* _Text to read_:
On September 3, 2021, after the completion of the tender process for the sale of $49 \%$ of the share capital of HEDNO SA, 4 binding offers were submitted. The inspection of the technical files of the submitted bids by the competent services of PPC SA was completed on September 10, 2021. Spear WTE Investments Sarl, a member of Macquarie Infrastructure and Real Assets Group ("MIRA"), was the investor that submitted the highest bid, with an offer of $€$ 1,312 million for the acquisition of $49 \%$ of the share capital of HEDNO S.A.
On October 19, 2021, the Extraordinary General Meeting of PPC's Shareholders approved the sale of 49\% of its participation in HEDNO to Macquarie Asset Management and on October 20, 2021 reached on an agreement with it.
For the completion of this transaction, a spin-off of PPC's Distribution network branch and contribution to its 100\% subsidiary HEDNO took place. On November 30, 2021 ("spin-off date") the decision (2538559AP 30/11/2021) of the General Secretariat of Commerce and Consumer Protection was registered in the General Commercial Register (G.C.R.) which approved the spin-off of the Distribution Network branch of PPC and its contribution to the 100\% subsidiary of HEDNO S.A. in exchange of shares based on the provisions of Law 1297/1972 on Provisions of tax incentive for business on merge and alteration, to corporate Law 4548/2018 of société anonyms and to Law 4601/2019 on Corporate Restructure. Specific matters for this Hive Down are regulated by article 129 (Corporate transformation of PPC SA - Addition of article 123A and amendment of articles 122 and 124 of law 4001/2011) of Law 4819/2021 (OG A' 129 / 23-07-2021).
An additional requirement for the completion of the sale transaction was the approval of the new terms of the existing loan agreements contributed to HEDNO, which was achieved until February 28, 2022, the date when the sale of 49\% of PPC's shareholding in HEDNO was completed to Macquarie Asset Management.
Specifically, on the above date PPC received $€ 1,320$ million for the acquisition of the aforementioned percentage by Macquarie Asset Management through MSCIF DYNAMI BIDCO Soleshareholder S.A. The offer price has been adjusted to reflect the estimated change in the Net Asset Value of HEDNO until 28.2.2022, in accordance with the terms of the Share Purchase Agreement, while it became final in June 2022 based on the Actual Net Assets of HEDNO with reference date 28.02.2022, in which it received an additional consideration of $€ 2.8$ million.

* _Given entries_:
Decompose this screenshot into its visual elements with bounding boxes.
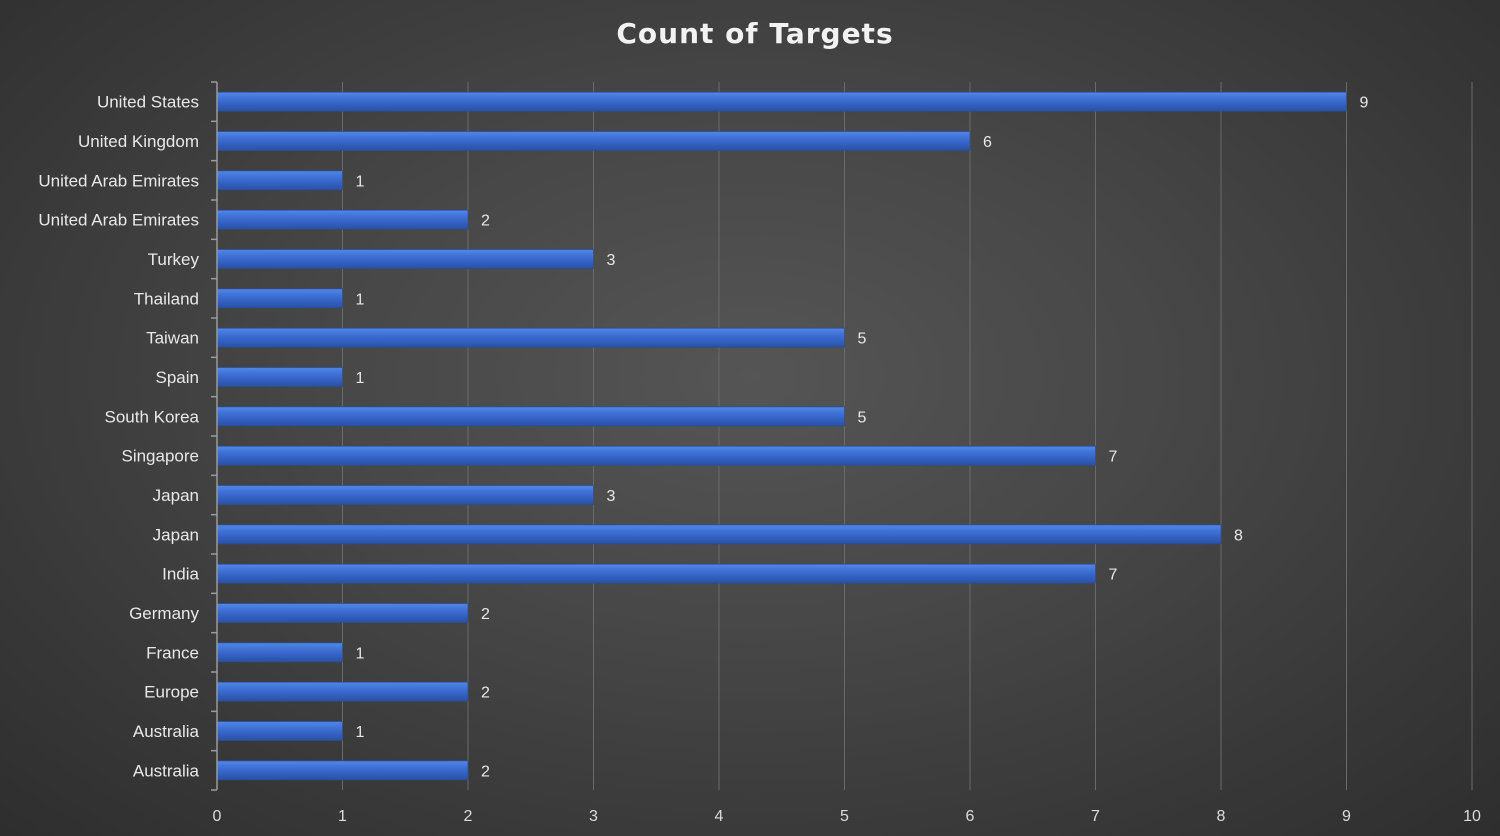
---
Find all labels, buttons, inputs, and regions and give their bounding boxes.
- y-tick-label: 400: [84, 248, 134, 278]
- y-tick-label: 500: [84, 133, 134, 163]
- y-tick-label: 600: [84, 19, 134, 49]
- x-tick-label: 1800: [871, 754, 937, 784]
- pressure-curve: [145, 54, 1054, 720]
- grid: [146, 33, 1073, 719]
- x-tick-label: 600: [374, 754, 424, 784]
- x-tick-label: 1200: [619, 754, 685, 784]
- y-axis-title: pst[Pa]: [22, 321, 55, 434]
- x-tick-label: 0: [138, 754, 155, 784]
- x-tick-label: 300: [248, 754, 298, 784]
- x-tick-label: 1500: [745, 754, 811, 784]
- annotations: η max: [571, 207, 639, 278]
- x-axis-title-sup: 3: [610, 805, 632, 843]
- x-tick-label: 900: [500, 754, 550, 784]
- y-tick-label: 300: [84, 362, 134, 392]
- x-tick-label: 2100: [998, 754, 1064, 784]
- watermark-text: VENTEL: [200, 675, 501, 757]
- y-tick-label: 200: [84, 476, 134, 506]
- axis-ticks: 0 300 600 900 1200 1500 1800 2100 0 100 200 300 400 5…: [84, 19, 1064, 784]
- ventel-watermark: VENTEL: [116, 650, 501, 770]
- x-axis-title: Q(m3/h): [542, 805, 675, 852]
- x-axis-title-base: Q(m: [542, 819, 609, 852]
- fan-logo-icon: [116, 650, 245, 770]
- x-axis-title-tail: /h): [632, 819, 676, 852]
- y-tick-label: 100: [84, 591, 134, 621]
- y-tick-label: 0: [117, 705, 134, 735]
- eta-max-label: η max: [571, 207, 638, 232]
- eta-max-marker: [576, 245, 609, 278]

* _Problem requirements_: Can you print, word for word, the section of the passage on the HEDNO share sale that begins at the words "An additional requirement" and stops after "Macquarie Asset Management."?

* _Task solution_:
An additional requirement for the completion of the sale transaction was the approval of the new terms of the existing loan agreements contributed to HEDNO, which was achieved until February 28, 2022, the date when the sale of 49\% of PPC's shareholding in HEDNO was completed to Macquarie Asset Management.